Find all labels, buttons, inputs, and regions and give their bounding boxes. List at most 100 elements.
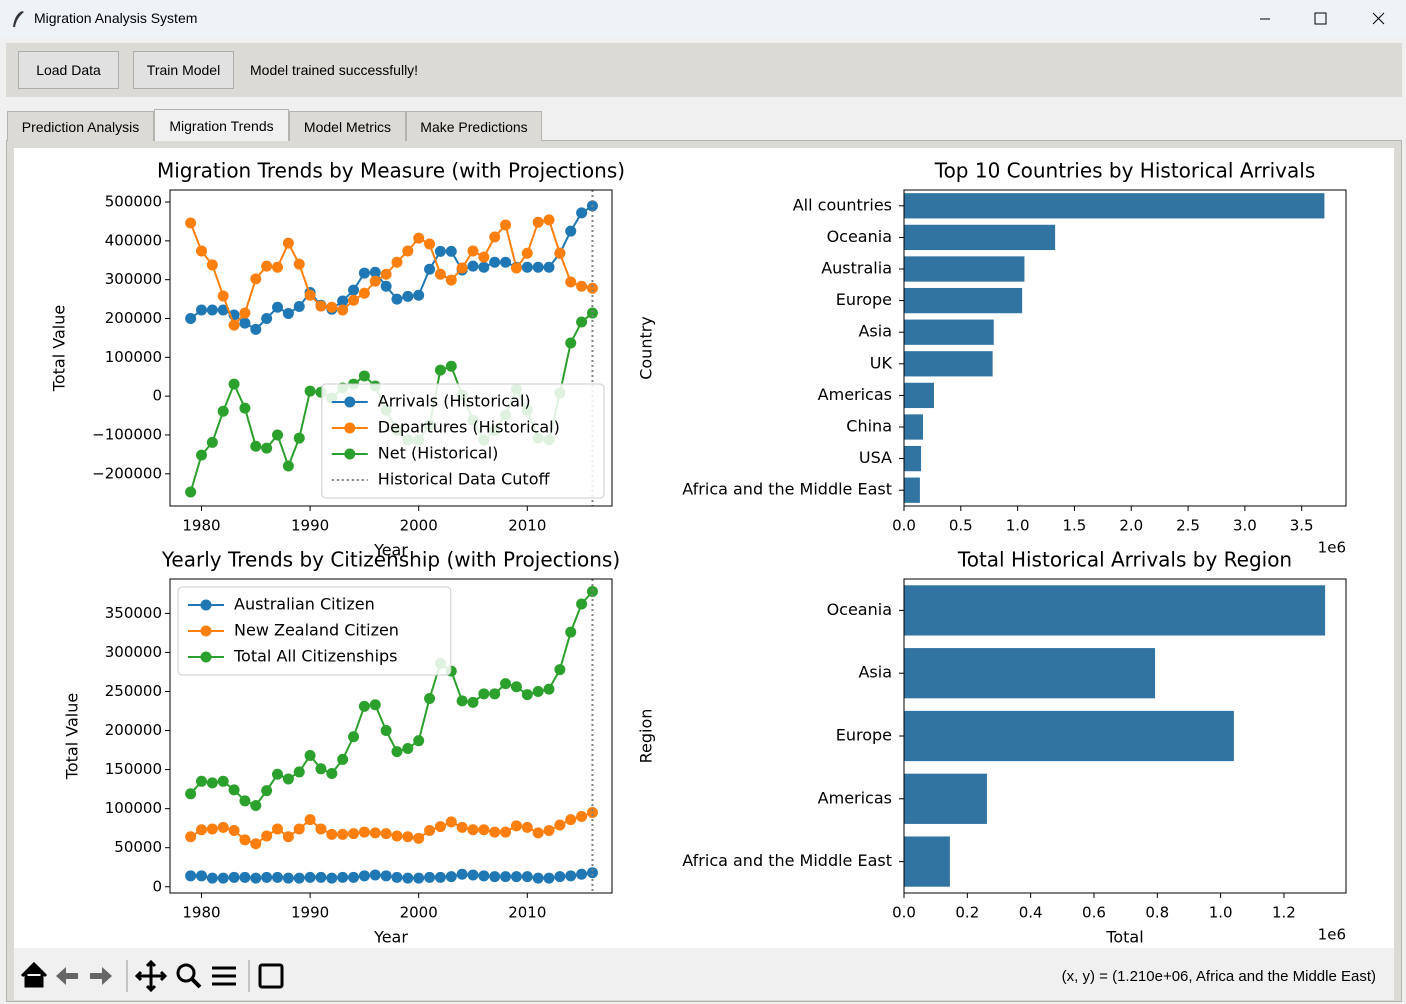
- data-point: [261, 785, 273, 797]
- data-point: [304, 289, 316, 301]
- home-button[interactable]: [20, 961, 48, 988]
- bar: [904, 193, 1325, 219]
- forward-button[interactable]: [90, 967, 112, 985]
- y-tick-label: Europe: [836, 290, 892, 309]
- data-point: [272, 823, 284, 835]
- data-point: [565, 337, 577, 349]
- data-point: [532, 827, 544, 839]
- legend-marker: [344, 448, 356, 460]
- data-point: [576, 316, 588, 328]
- tab[interactable]: Model Metrics: [289, 111, 406, 141]
- y-axis-label: Country: [637, 316, 656, 380]
- data-point: [467, 696, 479, 708]
- x-tick-label: 1.0: [1006, 517, 1030, 535]
- tab[interactable]: Prediction Analysis: [7, 111, 154, 141]
- data-point: [282, 831, 294, 843]
- data-point: [261, 830, 273, 842]
- data-point: [532, 216, 544, 228]
- y-tick-label: 350000: [105, 604, 162, 622]
- figure-canvas: [14, 148, 1394, 948]
- data-point: [543, 825, 555, 837]
- data-point: [272, 768, 284, 780]
- data-point: [510, 262, 522, 274]
- data-point: [293, 300, 305, 312]
- status-label: Model trained successfully!: [250, 62, 419, 78]
- data-point: [250, 800, 262, 812]
- y-tick-label: 200000: [105, 309, 162, 327]
- data-point: [315, 300, 327, 312]
- y-tick-label: 50000: [114, 838, 162, 856]
- data-point: [217, 405, 229, 417]
- tab[interactable]: Make Predictions: [406, 111, 542, 141]
- y-tick-label: USA: [859, 448, 892, 467]
- window-controls: [1260, 12, 1385, 25]
- data-point: [272, 301, 284, 313]
- x-tick-label: 2.0: [1119, 517, 1143, 535]
- x-tick-label: 0.0: [892, 517, 916, 535]
- data-point: [456, 695, 468, 707]
- data-point: [445, 816, 457, 828]
- zoom-button[interactable]: [176, 963, 196, 983]
- data-point: [576, 598, 588, 610]
- bar: [904, 648, 1156, 699]
- x-axis-label: Year: [373, 541, 408, 560]
- y-tick-label: Africa and the Middle East: [682, 480, 892, 499]
- x-tick-label: 1.0: [1209, 904, 1233, 922]
- data-point: [521, 261, 533, 273]
- data-point: [521, 821, 533, 833]
- load-data-button[interactable]: Load Data: [18, 51, 119, 89]
- data-point: [576, 207, 588, 219]
- data-point: [413, 832, 425, 844]
- data-point: [402, 290, 414, 302]
- x-tick-label: 2010: [508, 904, 546, 922]
- data-point: [456, 262, 468, 274]
- app-icon: [13, 11, 24, 27]
- data-point: [510, 820, 522, 832]
- data-point: [358, 267, 370, 279]
- data-point: [586, 867, 598, 879]
- y-tick-label: 500000: [105, 193, 162, 211]
- data-point: [206, 777, 218, 789]
- data-point: [369, 275, 381, 287]
- bar: [904, 287, 1023, 314]
- data-point: [337, 295, 349, 307]
- data-point: [337, 753, 349, 765]
- axis-offset-label: 1e6: [1318, 926, 1346, 944]
- data-point: [478, 688, 490, 700]
- data-point: [348, 871, 360, 883]
- data-point: [315, 871, 327, 883]
- data-point: [391, 293, 403, 305]
- data-point: [554, 871, 566, 883]
- maximize-button[interactable]: [1314, 12, 1327, 25]
- data-point: [413, 232, 425, 244]
- close-button[interactable]: [1372, 12, 1385, 25]
- axes-frame: [169, 578, 613, 894]
- data-point: [489, 231, 501, 243]
- data-point: [250, 838, 262, 850]
- y-tick-label: All countries: [793, 195, 892, 214]
- data-point: [413, 735, 425, 747]
- charts: Migration Trends by Measure (with Projec…: [50, 159, 1347, 947]
- data-point: [586, 307, 598, 319]
- y-tick-label: −200000: [92, 464, 162, 482]
- x-tick-label: 0.2: [955, 904, 979, 922]
- data-point: [478, 870, 490, 882]
- tab[interactable]: Migration Trends: [154, 109, 289, 141]
- data-point: [326, 872, 338, 884]
- save-button[interactable]: [258, 963, 284, 989]
- data-point: [272, 261, 284, 273]
- data-point: [543, 214, 555, 226]
- y-tick-label: Africa and the Middle East: [682, 851, 892, 870]
- data-point: [434, 821, 446, 833]
- x-tick-label: 2000: [400, 904, 438, 922]
- configure-button[interactable]: [212, 966, 236, 986]
- data-point: [565, 814, 577, 826]
- legend-label: Total All Citizenships: [233, 647, 398, 666]
- data-point: [391, 746, 403, 758]
- x-tick-label: 0.0: [892, 904, 916, 922]
- back-button[interactable]: [56, 967, 78, 985]
- train-model-button[interactable]: Train Model: [133, 51, 234, 89]
- pan-button[interactable]: [134, 959, 168, 993]
- y-tick-label: 200000: [105, 721, 162, 739]
- data-point: [239, 317, 251, 329]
:::
Print the lines from the line with "- data-point: [261, 785, 273, 797]" to the line with "- legend-marker: [344, 448, 356, 460]", both included, exactly as they appear.

- data-point: [261, 785, 273, 797]
- data-point: [304, 289, 316, 301]
- home-button[interactable]: [20, 961, 48, 988]
- bar: [904, 193, 1325, 219]
- forward-button[interactable]: [90, 967, 112, 985]
- y-tick-label: Europe: [836, 290, 892, 309]
- data-point: [272, 823, 284, 835]
- data-point: [565, 337, 577, 349]
- data-point: [532, 827, 544, 839]
- legend-marker: [344, 448, 356, 460]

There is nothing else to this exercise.